---------- SUPPLIED RECORDS ----------
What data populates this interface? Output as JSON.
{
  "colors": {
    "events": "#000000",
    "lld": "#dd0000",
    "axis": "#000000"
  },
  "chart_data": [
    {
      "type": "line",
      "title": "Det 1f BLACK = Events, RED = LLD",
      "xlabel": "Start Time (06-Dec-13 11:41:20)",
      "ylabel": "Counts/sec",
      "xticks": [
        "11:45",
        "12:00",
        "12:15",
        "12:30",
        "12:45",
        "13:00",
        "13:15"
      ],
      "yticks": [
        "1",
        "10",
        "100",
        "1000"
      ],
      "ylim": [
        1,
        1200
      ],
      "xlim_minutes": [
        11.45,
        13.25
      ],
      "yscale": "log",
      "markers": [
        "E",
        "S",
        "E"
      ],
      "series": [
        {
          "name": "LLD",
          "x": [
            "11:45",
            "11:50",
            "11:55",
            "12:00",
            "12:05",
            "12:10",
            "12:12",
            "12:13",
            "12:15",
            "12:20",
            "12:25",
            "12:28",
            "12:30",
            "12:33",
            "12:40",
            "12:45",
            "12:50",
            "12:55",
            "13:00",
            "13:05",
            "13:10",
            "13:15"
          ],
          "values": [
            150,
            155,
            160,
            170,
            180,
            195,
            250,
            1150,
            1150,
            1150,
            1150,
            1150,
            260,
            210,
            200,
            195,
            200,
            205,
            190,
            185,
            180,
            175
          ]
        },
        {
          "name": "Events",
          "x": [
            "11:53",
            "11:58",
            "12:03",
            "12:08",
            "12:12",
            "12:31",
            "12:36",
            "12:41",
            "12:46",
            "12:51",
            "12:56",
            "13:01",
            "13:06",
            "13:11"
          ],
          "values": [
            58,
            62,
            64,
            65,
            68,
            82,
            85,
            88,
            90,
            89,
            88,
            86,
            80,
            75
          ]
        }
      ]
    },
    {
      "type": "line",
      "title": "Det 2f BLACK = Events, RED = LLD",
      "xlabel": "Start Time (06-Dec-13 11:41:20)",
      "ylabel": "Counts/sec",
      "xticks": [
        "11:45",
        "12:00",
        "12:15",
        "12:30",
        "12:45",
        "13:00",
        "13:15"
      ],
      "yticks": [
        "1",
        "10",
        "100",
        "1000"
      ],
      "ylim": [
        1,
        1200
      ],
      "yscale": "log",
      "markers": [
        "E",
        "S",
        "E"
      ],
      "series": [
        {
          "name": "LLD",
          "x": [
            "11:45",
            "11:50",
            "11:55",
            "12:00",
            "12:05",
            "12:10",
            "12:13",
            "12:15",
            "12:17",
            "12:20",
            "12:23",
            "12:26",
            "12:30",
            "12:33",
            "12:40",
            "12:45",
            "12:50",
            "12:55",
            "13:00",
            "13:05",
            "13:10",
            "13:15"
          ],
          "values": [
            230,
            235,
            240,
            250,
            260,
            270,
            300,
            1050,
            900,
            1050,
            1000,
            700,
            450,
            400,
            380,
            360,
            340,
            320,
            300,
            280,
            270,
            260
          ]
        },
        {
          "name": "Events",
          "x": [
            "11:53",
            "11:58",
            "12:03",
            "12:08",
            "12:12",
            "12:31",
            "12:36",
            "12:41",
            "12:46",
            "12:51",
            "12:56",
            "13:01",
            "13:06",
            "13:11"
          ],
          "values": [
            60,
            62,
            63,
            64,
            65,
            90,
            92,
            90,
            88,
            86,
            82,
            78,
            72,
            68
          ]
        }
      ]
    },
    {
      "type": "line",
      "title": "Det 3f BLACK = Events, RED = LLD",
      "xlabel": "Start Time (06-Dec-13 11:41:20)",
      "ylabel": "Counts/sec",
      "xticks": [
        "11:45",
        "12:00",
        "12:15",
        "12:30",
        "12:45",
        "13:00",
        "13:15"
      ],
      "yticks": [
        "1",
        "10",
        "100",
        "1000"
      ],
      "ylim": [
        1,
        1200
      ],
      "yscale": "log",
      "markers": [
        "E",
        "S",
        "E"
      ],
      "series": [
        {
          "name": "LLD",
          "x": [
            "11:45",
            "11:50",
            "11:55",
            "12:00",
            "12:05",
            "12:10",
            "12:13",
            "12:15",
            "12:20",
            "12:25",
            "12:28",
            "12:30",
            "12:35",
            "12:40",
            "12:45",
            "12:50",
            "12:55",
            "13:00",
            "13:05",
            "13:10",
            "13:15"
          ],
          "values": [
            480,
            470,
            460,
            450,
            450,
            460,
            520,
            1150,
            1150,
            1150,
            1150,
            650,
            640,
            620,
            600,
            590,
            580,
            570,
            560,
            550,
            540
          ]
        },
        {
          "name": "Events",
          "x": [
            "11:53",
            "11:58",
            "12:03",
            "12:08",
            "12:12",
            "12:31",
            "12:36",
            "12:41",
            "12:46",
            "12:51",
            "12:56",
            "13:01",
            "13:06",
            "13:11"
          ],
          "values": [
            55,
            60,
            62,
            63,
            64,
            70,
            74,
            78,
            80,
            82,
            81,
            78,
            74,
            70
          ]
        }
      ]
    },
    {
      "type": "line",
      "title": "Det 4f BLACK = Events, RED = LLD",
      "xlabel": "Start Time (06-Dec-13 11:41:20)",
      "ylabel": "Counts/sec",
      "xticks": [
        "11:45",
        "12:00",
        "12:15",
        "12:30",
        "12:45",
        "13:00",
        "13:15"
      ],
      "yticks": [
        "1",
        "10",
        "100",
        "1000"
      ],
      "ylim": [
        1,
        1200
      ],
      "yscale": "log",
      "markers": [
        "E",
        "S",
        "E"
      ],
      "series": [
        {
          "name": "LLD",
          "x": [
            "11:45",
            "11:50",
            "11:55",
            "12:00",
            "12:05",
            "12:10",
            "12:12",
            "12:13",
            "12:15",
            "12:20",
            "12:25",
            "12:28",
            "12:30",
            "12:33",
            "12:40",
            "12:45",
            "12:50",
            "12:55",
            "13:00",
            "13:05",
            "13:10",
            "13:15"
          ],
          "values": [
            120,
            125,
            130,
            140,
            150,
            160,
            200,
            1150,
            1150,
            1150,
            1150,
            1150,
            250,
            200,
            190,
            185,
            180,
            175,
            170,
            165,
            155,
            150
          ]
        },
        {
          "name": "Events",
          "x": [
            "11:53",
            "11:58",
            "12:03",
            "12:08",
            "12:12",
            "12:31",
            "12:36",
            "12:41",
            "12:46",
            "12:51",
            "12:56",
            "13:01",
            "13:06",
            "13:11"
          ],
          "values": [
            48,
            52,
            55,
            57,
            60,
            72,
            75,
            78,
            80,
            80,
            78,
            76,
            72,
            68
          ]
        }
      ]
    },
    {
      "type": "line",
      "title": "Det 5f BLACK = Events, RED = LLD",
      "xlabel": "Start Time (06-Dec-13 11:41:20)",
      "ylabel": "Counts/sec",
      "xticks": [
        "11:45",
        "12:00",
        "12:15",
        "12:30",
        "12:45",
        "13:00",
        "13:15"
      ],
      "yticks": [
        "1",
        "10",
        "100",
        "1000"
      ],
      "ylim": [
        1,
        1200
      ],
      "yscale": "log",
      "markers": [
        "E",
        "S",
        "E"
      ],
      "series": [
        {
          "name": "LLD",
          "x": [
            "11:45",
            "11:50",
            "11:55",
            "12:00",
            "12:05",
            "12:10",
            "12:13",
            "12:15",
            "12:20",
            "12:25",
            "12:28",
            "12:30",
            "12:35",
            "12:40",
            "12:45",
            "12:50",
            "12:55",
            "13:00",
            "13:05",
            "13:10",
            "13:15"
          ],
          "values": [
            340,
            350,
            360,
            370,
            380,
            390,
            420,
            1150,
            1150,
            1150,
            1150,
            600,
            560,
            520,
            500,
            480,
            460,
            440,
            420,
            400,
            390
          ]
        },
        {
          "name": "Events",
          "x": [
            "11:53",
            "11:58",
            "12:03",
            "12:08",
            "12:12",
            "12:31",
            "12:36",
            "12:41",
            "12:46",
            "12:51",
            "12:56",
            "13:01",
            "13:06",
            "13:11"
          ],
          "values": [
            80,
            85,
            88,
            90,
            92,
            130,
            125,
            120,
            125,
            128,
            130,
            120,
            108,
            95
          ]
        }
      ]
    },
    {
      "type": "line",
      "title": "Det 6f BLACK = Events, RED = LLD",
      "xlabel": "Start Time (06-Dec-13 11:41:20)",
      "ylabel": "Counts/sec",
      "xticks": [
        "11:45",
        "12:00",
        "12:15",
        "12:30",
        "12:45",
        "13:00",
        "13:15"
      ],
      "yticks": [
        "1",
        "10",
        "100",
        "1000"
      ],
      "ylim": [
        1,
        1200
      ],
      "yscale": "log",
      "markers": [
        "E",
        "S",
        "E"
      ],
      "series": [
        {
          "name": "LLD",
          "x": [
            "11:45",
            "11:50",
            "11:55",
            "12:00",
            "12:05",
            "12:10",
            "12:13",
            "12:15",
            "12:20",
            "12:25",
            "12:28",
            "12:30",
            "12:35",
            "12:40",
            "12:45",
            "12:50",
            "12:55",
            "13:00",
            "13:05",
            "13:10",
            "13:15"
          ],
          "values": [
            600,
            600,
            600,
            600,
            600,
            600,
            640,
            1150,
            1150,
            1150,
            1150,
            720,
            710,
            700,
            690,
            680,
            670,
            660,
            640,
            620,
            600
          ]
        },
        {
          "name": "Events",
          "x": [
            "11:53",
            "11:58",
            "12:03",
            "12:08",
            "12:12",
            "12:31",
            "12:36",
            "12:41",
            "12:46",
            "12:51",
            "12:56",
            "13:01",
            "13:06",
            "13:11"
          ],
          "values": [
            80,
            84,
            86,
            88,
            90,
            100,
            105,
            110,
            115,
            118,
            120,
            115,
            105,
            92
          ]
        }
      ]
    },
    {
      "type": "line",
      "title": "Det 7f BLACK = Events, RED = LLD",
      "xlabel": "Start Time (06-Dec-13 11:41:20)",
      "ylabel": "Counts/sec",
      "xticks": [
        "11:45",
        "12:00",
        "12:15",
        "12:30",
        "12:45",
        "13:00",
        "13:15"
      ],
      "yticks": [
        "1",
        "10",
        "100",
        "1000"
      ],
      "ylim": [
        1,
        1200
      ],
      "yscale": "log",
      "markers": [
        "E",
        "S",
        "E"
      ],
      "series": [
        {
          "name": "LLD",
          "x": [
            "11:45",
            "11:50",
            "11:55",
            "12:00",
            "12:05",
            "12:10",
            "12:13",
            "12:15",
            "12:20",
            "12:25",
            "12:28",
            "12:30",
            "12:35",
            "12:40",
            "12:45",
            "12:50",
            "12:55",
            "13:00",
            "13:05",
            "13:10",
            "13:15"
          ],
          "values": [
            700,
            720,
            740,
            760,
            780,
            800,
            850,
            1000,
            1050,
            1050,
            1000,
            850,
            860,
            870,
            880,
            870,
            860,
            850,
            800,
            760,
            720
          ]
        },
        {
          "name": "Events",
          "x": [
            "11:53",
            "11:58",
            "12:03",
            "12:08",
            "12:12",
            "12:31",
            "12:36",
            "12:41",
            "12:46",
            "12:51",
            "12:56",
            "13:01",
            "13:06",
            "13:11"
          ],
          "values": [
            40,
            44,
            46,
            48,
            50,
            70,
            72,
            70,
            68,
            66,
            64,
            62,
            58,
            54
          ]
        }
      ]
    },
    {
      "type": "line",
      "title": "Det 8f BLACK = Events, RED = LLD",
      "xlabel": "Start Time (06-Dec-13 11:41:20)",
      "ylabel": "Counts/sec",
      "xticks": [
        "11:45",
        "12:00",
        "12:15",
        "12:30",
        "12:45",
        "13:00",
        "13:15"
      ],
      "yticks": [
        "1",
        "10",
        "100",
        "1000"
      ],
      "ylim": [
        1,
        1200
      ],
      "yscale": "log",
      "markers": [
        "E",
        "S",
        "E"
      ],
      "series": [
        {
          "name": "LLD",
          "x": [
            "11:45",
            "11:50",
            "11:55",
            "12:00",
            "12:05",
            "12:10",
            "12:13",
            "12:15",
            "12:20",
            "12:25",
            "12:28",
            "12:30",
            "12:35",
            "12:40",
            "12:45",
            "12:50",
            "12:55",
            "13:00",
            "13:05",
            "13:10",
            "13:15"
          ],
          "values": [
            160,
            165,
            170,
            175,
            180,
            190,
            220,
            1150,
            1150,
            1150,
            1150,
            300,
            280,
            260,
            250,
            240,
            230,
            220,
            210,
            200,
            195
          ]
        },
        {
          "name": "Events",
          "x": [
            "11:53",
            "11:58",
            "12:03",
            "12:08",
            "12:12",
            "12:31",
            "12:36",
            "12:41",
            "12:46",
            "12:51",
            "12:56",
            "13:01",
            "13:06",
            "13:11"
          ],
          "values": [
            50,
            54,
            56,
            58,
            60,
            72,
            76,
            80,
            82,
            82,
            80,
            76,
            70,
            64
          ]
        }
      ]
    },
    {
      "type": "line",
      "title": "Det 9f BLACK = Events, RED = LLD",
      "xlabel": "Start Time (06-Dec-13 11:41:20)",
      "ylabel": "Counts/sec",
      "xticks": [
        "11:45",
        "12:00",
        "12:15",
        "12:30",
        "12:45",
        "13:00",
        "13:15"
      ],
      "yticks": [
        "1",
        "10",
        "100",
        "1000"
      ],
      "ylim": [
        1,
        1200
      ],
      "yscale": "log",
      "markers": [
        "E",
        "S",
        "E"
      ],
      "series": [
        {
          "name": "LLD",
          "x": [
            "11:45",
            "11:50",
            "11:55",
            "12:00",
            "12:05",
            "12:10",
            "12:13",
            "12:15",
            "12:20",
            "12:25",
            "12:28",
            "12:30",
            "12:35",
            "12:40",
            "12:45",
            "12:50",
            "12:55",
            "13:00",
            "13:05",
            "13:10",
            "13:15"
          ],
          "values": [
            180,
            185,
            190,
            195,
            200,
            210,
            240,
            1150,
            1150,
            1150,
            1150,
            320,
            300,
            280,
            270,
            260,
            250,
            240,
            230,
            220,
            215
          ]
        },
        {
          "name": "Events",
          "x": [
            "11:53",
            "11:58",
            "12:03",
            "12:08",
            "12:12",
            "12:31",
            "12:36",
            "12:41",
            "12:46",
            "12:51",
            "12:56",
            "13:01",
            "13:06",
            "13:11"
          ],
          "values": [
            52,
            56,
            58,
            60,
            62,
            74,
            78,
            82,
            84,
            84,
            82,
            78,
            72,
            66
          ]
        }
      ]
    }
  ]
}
----------
**DIRECTION**: Exactly how many lines contain "title"? State the number and nothing else.

**OUTPUT BELOW**: 9